■ **Dataset records**:
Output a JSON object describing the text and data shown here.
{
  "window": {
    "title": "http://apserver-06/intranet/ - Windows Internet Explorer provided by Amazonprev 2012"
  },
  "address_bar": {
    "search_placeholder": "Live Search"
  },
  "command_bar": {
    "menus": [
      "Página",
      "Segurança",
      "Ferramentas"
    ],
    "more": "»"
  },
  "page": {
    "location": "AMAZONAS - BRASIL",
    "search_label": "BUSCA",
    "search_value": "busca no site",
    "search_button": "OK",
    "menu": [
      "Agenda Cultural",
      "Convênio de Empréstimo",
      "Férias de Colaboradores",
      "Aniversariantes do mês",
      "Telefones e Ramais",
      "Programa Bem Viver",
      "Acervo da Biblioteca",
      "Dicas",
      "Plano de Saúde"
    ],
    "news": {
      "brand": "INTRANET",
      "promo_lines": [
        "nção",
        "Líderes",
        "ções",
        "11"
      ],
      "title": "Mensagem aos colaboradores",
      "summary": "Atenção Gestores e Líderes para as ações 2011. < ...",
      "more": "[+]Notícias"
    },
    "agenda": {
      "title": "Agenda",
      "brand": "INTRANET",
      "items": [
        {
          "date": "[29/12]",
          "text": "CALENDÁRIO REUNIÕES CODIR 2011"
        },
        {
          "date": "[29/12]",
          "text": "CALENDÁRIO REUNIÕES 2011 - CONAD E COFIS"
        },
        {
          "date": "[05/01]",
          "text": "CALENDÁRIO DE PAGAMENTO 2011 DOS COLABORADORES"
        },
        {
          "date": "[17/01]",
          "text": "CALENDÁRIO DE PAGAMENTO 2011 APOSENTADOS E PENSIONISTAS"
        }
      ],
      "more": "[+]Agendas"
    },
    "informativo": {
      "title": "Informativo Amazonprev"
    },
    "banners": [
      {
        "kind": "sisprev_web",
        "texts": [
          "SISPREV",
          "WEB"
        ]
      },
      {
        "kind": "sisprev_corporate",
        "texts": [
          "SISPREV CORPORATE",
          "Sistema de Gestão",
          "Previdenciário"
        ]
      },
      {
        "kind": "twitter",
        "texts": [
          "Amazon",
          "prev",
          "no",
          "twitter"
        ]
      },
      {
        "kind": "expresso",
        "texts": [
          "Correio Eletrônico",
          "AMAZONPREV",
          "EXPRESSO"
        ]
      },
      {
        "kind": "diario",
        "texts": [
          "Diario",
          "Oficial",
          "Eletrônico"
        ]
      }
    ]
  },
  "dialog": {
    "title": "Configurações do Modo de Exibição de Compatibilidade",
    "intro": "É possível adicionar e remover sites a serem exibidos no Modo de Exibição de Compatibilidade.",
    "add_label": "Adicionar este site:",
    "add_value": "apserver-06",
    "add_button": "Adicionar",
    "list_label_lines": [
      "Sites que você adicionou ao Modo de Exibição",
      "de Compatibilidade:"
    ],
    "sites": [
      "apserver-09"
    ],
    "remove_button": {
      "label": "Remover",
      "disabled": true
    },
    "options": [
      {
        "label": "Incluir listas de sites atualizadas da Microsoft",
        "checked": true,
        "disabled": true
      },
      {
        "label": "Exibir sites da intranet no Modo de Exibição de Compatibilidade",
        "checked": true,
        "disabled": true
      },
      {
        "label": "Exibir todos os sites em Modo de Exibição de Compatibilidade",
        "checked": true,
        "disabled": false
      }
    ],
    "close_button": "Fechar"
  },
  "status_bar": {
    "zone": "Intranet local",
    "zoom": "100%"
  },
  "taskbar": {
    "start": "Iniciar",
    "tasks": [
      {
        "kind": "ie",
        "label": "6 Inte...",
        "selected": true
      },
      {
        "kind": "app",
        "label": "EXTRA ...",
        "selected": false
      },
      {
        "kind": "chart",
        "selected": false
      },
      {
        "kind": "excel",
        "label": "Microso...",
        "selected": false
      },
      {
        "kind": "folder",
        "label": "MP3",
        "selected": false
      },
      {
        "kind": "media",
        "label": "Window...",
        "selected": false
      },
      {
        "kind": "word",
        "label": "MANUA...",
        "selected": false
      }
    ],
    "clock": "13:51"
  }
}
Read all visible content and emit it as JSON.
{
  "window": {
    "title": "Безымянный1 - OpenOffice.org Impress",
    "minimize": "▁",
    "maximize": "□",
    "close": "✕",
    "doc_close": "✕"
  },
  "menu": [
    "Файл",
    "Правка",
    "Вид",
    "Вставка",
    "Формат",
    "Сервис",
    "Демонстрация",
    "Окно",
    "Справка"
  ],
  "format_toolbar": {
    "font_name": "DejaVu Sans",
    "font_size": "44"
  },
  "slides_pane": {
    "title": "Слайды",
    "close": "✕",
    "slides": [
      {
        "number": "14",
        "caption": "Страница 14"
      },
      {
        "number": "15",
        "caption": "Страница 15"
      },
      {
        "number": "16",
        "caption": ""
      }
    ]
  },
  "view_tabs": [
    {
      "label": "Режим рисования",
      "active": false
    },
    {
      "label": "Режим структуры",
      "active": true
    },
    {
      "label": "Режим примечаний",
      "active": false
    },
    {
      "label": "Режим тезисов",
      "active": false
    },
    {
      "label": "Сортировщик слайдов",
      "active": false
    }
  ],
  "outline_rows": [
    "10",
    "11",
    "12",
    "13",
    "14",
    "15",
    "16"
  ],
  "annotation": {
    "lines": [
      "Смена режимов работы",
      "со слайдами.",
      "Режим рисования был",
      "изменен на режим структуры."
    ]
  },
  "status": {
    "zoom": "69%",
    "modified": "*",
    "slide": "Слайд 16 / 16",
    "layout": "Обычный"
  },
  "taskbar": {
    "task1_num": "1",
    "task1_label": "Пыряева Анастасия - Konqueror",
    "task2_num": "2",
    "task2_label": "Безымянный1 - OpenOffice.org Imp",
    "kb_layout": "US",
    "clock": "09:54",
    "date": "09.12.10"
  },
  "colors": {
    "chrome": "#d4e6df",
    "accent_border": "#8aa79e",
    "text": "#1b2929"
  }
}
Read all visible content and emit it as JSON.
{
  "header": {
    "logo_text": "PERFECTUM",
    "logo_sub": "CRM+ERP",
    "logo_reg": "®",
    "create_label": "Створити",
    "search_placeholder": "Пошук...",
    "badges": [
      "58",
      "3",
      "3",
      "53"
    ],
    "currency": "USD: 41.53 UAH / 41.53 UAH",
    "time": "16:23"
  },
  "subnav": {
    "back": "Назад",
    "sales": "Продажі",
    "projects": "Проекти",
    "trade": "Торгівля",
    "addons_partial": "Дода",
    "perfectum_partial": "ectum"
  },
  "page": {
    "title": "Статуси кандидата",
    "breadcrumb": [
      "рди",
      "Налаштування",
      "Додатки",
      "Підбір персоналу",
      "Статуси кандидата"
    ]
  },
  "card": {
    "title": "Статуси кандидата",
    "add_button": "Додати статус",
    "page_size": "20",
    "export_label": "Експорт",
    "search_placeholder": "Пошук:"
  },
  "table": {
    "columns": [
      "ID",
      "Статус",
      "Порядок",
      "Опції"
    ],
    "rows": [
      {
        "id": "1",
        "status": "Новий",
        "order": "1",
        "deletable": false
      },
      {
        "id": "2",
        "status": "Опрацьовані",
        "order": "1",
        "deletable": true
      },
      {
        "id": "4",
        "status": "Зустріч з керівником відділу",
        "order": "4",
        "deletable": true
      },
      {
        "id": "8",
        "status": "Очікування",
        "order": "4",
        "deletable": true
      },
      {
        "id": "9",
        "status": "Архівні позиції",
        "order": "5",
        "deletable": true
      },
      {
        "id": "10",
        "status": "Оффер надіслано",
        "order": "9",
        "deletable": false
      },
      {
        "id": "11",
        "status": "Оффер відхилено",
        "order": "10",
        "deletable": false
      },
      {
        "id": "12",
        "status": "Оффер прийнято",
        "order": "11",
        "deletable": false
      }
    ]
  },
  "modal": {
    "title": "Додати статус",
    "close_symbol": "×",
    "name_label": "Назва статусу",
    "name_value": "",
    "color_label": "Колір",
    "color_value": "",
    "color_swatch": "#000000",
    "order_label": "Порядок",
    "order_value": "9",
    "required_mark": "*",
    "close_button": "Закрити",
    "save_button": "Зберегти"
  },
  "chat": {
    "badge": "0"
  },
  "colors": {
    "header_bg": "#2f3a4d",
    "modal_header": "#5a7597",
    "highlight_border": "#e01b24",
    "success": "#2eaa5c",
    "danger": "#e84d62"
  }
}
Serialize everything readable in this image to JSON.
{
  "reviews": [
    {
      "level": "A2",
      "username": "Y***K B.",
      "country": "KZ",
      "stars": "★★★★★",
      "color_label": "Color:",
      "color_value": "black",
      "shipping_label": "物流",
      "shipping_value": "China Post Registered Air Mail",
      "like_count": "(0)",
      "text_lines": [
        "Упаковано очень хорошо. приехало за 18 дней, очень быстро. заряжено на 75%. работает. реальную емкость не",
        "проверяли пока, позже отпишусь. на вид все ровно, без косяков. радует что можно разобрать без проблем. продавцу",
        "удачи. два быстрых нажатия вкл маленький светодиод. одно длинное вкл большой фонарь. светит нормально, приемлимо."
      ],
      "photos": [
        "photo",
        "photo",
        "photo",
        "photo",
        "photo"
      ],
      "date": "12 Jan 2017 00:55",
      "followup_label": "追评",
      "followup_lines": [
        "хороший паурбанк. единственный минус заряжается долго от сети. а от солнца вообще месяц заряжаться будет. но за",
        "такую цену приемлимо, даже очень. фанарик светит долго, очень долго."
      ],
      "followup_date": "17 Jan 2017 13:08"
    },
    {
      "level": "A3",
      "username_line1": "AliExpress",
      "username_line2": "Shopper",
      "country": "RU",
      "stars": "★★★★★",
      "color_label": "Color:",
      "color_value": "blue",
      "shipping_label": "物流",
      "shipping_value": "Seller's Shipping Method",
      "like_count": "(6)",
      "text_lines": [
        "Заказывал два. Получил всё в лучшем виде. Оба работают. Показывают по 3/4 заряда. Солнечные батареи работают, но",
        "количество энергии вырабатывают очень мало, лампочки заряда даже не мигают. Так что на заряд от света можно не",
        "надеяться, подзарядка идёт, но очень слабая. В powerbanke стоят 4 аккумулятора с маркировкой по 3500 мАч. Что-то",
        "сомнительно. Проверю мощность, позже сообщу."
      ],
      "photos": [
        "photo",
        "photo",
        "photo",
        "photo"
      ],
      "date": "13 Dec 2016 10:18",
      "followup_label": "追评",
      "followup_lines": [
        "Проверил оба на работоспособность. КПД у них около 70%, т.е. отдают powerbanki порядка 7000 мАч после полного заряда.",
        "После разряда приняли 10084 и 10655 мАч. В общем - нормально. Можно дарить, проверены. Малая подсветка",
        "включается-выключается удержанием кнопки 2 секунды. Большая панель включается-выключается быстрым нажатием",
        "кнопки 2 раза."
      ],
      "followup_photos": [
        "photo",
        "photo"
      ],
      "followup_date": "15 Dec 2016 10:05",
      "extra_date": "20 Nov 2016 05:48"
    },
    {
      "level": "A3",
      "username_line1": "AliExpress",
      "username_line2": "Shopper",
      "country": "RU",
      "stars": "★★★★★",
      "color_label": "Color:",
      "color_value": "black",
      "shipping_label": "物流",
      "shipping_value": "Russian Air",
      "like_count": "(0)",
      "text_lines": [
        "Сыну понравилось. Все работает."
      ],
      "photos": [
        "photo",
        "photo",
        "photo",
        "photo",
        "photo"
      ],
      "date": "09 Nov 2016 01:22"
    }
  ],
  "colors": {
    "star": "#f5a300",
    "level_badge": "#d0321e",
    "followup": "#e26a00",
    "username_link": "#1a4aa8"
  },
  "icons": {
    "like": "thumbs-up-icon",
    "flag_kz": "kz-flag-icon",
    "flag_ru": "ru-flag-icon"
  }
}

■ **WORK REQUIRED**: Each line that holds the word "Оффер" is to be copied.

■ **ANSWER**:
        "status": "Оффер надіслано",
        "status": "Оффер відхилено",
        "status": "Оффер прийнято",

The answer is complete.